▶ PROVIDED INFORMATION:
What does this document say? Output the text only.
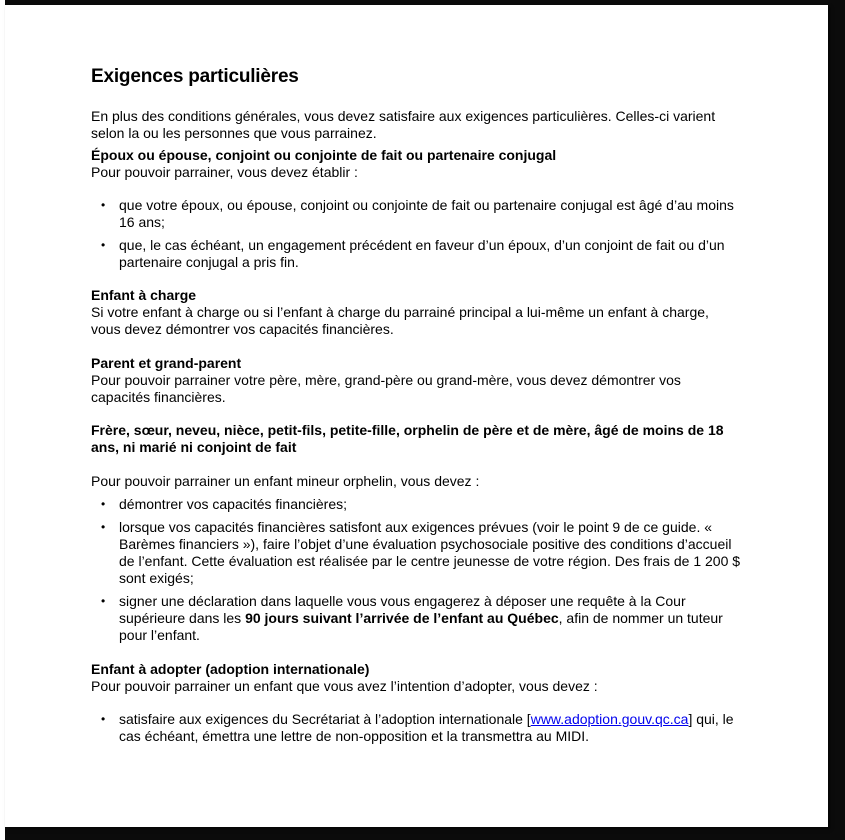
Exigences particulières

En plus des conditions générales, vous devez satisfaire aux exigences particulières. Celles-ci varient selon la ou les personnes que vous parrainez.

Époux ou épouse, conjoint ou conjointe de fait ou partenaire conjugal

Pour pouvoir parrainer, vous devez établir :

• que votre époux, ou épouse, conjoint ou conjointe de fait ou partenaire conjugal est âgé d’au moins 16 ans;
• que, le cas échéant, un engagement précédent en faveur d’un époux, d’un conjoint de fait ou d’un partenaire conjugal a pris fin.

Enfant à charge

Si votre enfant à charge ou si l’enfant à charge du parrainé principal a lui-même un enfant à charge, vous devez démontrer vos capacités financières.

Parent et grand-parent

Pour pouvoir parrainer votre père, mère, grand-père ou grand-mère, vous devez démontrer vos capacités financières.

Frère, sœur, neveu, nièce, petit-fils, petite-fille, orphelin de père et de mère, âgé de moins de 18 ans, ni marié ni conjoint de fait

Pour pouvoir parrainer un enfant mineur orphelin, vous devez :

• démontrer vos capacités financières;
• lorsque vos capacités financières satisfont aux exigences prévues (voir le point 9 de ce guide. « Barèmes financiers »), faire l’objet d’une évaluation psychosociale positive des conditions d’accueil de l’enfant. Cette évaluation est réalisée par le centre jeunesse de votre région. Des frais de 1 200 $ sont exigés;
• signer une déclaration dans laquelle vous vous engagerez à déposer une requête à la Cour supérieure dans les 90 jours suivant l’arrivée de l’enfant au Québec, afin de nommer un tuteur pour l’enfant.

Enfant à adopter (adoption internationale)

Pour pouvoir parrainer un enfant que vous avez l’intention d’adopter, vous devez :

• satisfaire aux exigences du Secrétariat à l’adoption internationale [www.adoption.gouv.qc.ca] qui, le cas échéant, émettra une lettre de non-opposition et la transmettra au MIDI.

--

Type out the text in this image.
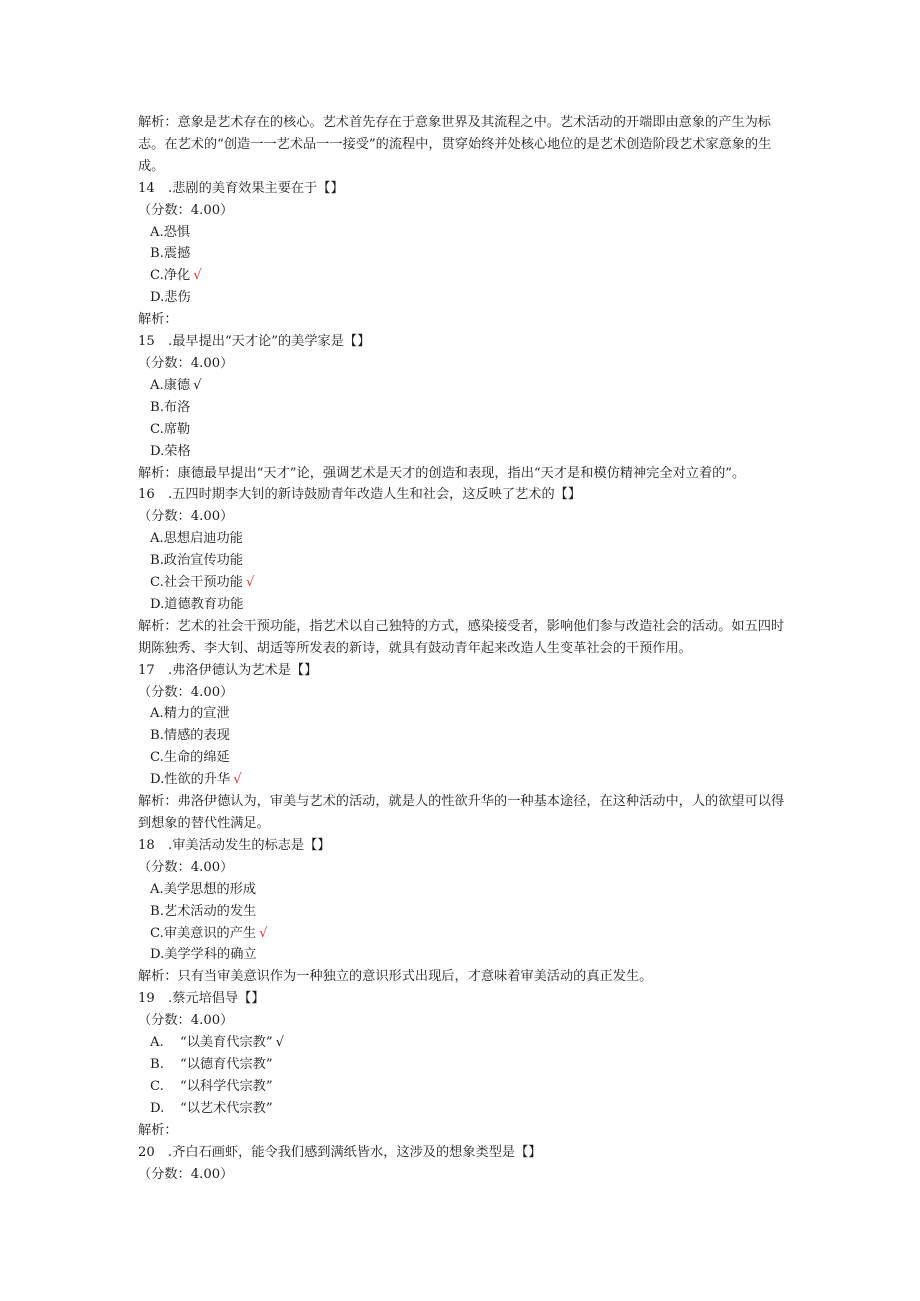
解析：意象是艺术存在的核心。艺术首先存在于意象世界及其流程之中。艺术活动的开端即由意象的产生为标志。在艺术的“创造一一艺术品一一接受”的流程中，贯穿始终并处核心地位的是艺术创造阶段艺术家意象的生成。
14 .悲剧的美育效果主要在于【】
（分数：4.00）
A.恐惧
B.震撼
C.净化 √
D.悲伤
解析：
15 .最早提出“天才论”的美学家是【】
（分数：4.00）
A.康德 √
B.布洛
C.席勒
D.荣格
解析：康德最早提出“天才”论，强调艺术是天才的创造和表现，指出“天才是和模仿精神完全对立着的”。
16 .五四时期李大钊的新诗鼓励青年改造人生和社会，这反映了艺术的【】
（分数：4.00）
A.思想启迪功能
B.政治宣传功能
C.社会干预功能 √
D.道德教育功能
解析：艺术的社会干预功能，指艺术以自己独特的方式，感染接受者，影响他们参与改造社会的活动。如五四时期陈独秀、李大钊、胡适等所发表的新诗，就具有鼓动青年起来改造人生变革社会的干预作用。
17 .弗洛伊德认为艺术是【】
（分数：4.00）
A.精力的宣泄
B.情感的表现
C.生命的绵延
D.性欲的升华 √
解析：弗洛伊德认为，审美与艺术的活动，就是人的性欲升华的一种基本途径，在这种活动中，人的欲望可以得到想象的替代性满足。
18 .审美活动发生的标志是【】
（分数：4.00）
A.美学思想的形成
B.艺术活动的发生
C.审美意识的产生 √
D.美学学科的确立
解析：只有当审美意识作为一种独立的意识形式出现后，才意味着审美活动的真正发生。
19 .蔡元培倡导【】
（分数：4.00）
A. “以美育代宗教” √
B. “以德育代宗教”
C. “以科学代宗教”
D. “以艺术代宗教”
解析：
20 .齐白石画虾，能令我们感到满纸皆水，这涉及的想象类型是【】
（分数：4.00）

▶ TASK INSTRUCTIONS: For each line in the data above that contains the string "fait", extract the line.

▶ THE RESPONSE:
Époux ou épouse, conjoint ou conjointe de fait ou partenaire conjugal
• que votre époux, ou épouse, conjoint ou conjointe de fait ou partenaire conjugal est âgé d’au moins 16 ans;
• que, le cas échéant, un engagement précédent en faveur d’un époux, d’un conjoint de fait ou d’un partenaire conjugal a pris fin.
Frère, sœur, neveu, nièce, petit-fils, petite-fille, orphelin de père et de mère, âgé de moins de 18 ans, ni marié ni conjoint de fait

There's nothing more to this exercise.